### TASK DETAILS
Please report every line from the material that contains the word "screenshot".

### Dataset items
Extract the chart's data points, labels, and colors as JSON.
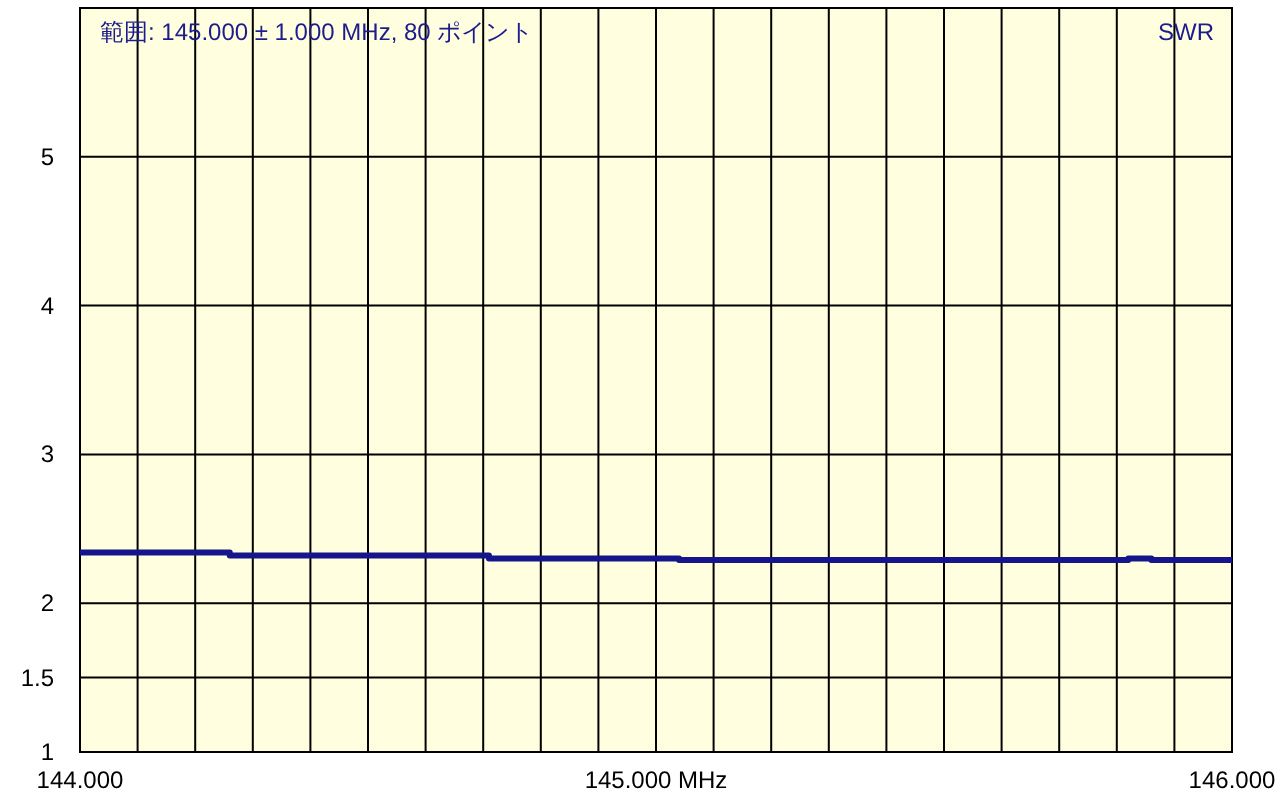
{
  "chart_data": {
    "type": "step",
    "annotations": [
      "範囲: 145.000 ± 1.000 MHz, 80 ポイント",
      "SWR"
    ],
    "series": [
      {
        "color": "#16168c",
        "x": [
          144.0,
          144.26,
          144.71,
          145.04,
          145.82,
          145.86,
          146.0
        ],
        "values": [
          2.34,
          2.32,
          2.3,
          2.29,
          2.3,
          2.29,
          2.29
        ]
      }
    ],
    "xlim": [
      144.0,
      146.0
    ],
    "xticks": [
      {
        "value": 144.0,
        "label": "144.000"
      },
      {
        "value": 144.1,
        "label": null
      },
      {
        "value": 144.2,
        "label": null
      },
      {
        "value": 144.3,
        "label": null
      },
      {
        "value": 144.4,
        "label": null
      },
      {
        "value": 144.5,
        "label": null
      },
      {
        "value": 144.6,
        "label": null
      },
      {
        "value": 144.7,
        "label": null
      },
      {
        "value": 144.8,
        "label": null
      },
      {
        "value": 144.9,
        "label": null
      },
      {
        "value": 145.0,
        "label": "145.000 MHz"
      },
      {
        "value": 145.1,
        "label": null
      },
      {
        "value": 145.2,
        "label": null
      },
      {
        "value": 145.3,
        "label": null
      },
      {
        "value": 145.4,
        "label": null
      },
      {
        "value": 145.5,
        "label": null
      },
      {
        "value": 145.6,
        "label": null
      },
      {
        "value": 145.7,
        "label": null
      },
      {
        "value": 145.8,
        "label": null
      },
      {
        "value": 145.9,
        "label": null
      },
      {
        "value": 146.0,
        "label": "146.000"
      }
    ],
    "ylim": [
      1,
      6
    ],
    "yticks": [
      1,
      1.5,
      2,
      3,
      4,
      5
    ],
    "grid": true,
    "line_style": "solid",
    "marker": "none"
  }
}
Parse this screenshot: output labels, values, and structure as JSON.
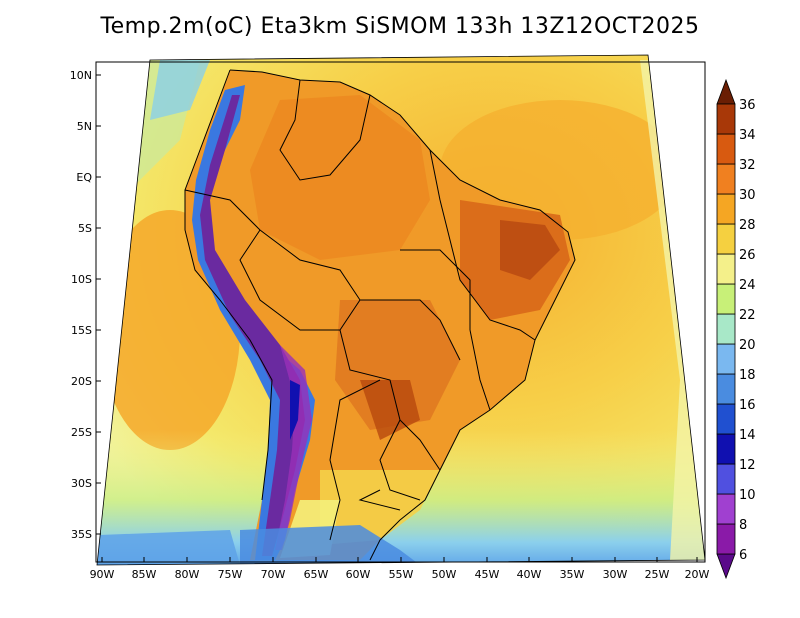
{
  "title": "Temp.2m(oC) Eta3km SiSMOM 133h 13Z12OCT2025",
  "colors": {
    "ocean_warm": "#f5a623",
    "ocean_mid": "#f7d04a",
    "ocean_cool": "#f4ea6d",
    "pale_yellow": "#f3f39a",
    "land_hot": "#e07a20",
    "land_very_hot": "#c04a10",
    "andes": "#6a2aa0",
    "cold_blue": "#4a8ce0"
  },
  "map": {
    "lat_labels": [
      "10N",
      "5N",
      "EQ",
      "5S",
      "10S",
      "15S",
      "20S",
      "25S",
      "30S",
      "35S"
    ],
    "lon_labels": [
      "90W",
      "85W",
      "80W",
      "75W",
      "70W",
      "65W",
      "60W",
      "55W",
      "50W",
      "45W",
      "40W",
      "35W",
      "30W",
      "25W",
      "20W"
    ]
  },
  "colorbar": {
    "levels": [
      "6",
      "8",
      "10",
      "12",
      "14",
      "16",
      "18",
      "20",
      "22",
      "24",
      "26",
      "28",
      "30",
      "32",
      "34",
      "36"
    ],
    "colors": [
      "#5a0a8a",
      "#8a1aa8",
      "#a040d0",
      "#5050e0",
      "#1010b0",
      "#2050d0",
      "#4a8ce0",
      "#7ab8f0",
      "#a8e8c8",
      "#c8f078",
      "#f4f08a",
      "#f5d040",
      "#f5a623",
      "#f08020",
      "#d85a10",
      "#a83808",
      "#6a1e04"
    ]
  }
}
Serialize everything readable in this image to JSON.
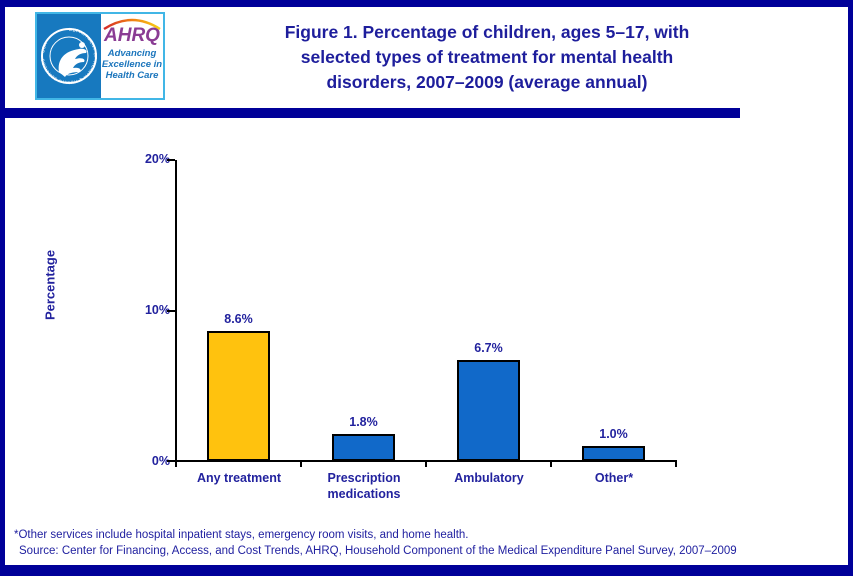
{
  "header": {
    "logo": {
      "seal_label": "DEPARTMENT OF HEALTH & HUMAN SERVICES • USA",
      "ahrq_text": "AHRQ",
      "tagline_lines": [
        "Advancing",
        "Excellence in",
        "Health Care"
      ]
    },
    "title_lines": [
      "Figure 1. Percentage of children, ages 5–17, with",
      "selected types of treatment for mental health",
      "disorders, 2007–2009 (average annual)"
    ]
  },
  "chart_data": {
    "type": "bar",
    "title": "Figure 1. Percentage of children, ages 5–17, with selected types of treatment for mental health disorders, 2007–2009 (average annual)",
    "categories": [
      "Any treatment",
      "Prescription medications",
      "Ambulatory",
      "Other*"
    ],
    "values": [
      8.6,
      1.8,
      6.7,
      1.0
    ],
    "value_labels": [
      "8.6%",
      "1.8%",
      "6.7%",
      "1.0%"
    ],
    "bar_colors": [
      "#FFC20E",
      "#1169C9",
      "#1169C9",
      "#1169C9"
    ],
    "xlabel": "",
    "ylabel": "Percentage",
    "ylim": [
      0,
      20
    ],
    "yticks": [
      "0%",
      "10%",
      "20%"
    ],
    "grid": false,
    "legend": "none"
  },
  "footnotes": {
    "line1": "*Other services include hospital inpatient stays, emergency room visits, and home health.",
    "line2": "Source: Center for Financing, Access, and Cost Trends, AHRQ, Household Component of the Medical Expenditure Panel Survey, 2007–2009"
  },
  "colors": {
    "frame_navy": "#000099",
    "text_navy": "#22229E",
    "gold_bar": "#FFC20E",
    "blue_bar": "#1169C9",
    "ahrq_purple": "#8A3C94",
    "logo_blue": "#1779BF"
  }
}
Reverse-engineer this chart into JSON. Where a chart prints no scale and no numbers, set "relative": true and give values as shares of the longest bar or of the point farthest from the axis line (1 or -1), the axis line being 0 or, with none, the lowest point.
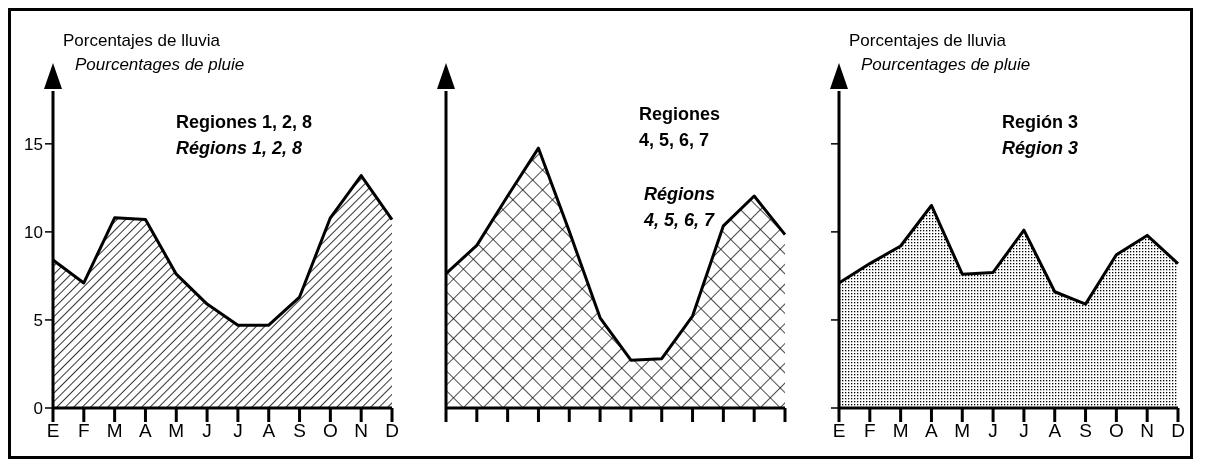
{
  "chart_data": [
    {
      "type": "area",
      "ylabel": "Porcentajes de lluvia\nPourcentages de pluie",
      "annotations": [
        "Regiones 1, 2, 8",
        "Régions 1, 2, 8"
      ],
      "categories": [
        "E",
        "F",
        "M",
        "A",
        "M",
        "J",
        "J",
        "A",
        "S",
        "O",
        "N",
        "D"
      ],
      "color": "#000000",
      "values": [
        8.4,
        7.1,
        10.8,
        10.7,
        7.6,
        5.9,
        4.7,
        4.7,
        6.3,
        10.8,
        13.2,
        10.7
      ],
      "ylim": [
        0,
        18
      ],
      "yticks": [
        0,
        5,
        10,
        15
      ],
      "grid": false
    },
    {
      "type": "area",
      "annotations": [
        "Regiones\n4, 5, 6, 7",
        "Régions\n4, 5, 6, 7"
      ],
      "categories": [
        null,
        null,
        null,
        null,
        null,
        null,
        null,
        null,
        null,
        null,
        null,
        null
      ],
      "color": "#000000",
      "values": [
        0.517,
        0.626,
        0.816,
        1,
        0.68,
        0.347,
        0.184,
        0.19,
        0.354,
        0.701,
        0.816,
        0.667
      ],
      "relative": true,
      "grid": false,
      "tick_labels": false
    },
    {
      "type": "area",
      "ylabel": "Porcentajes de lluvia\nPourcentages de pluie",
      "annotations": [
        "Región 3",
        "Région 3"
      ],
      "categories": [
        "E",
        "F",
        "M",
        "A",
        "M",
        "J",
        "J",
        "A",
        "S",
        "O",
        "N",
        "D"
      ],
      "color": "#000000",
      "values": [
        7.1,
        8.2,
        9.2,
        11.5,
        7.6,
        7.7,
        10.1,
        6.6,
        5.9,
        8.7,
        9.8,
        8.2
      ],
      "ylim": [
        0,
        18
      ],
      "yticks": [
        0,
        5,
        10,
        15
      ],
      "grid": false,
      "tick_labels": "x"
    }
  ]
}
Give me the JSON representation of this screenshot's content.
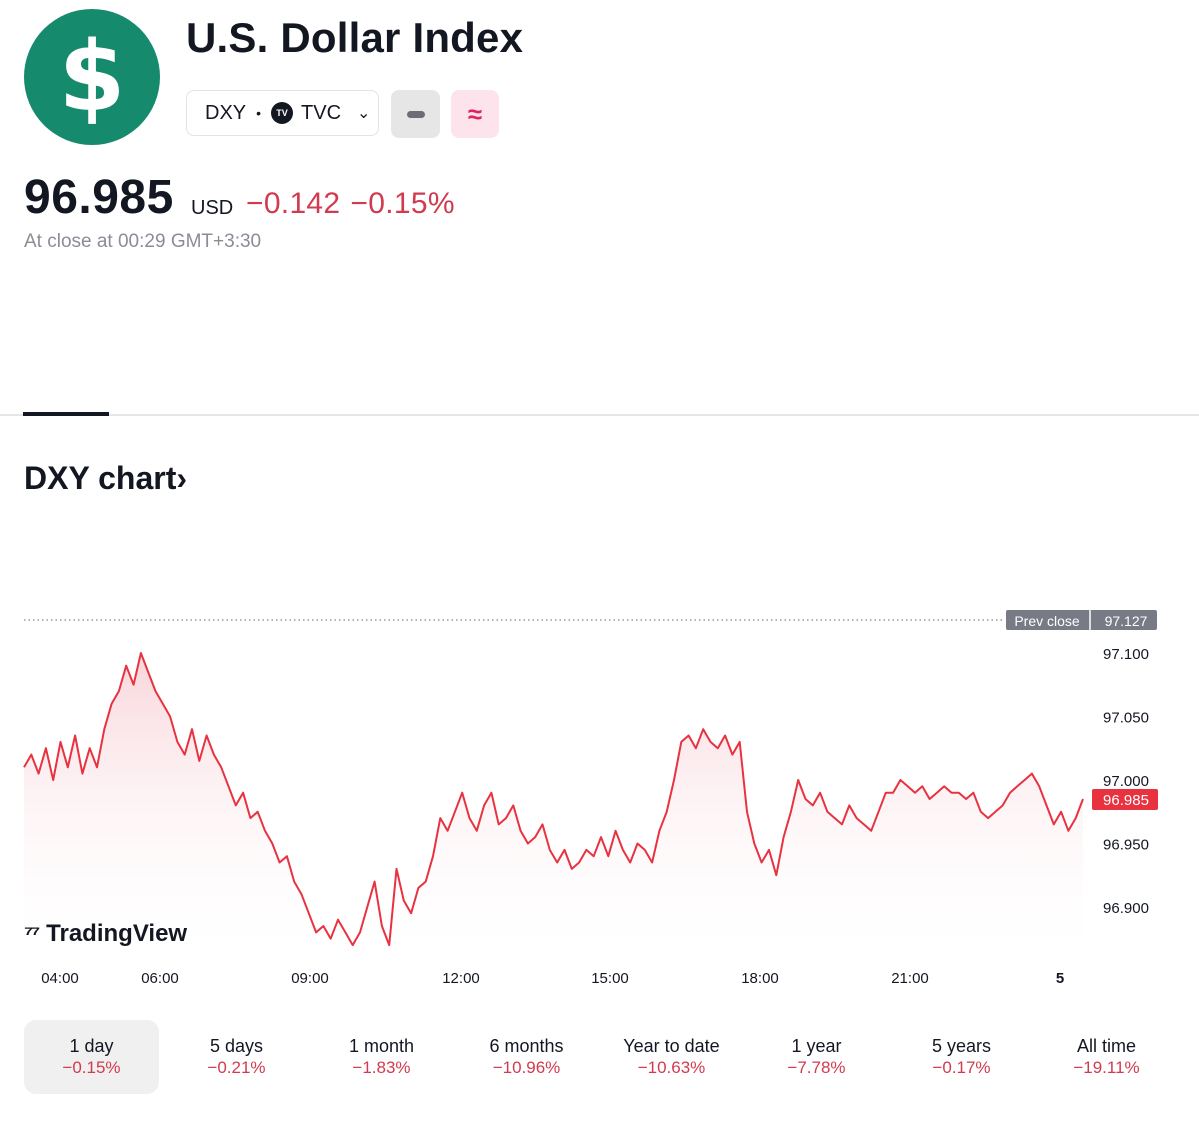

### TASK ANSWER
Parse this screenshot: output labels, values, and structure as JSON.
Give me the JSON representation of this screenshot's content.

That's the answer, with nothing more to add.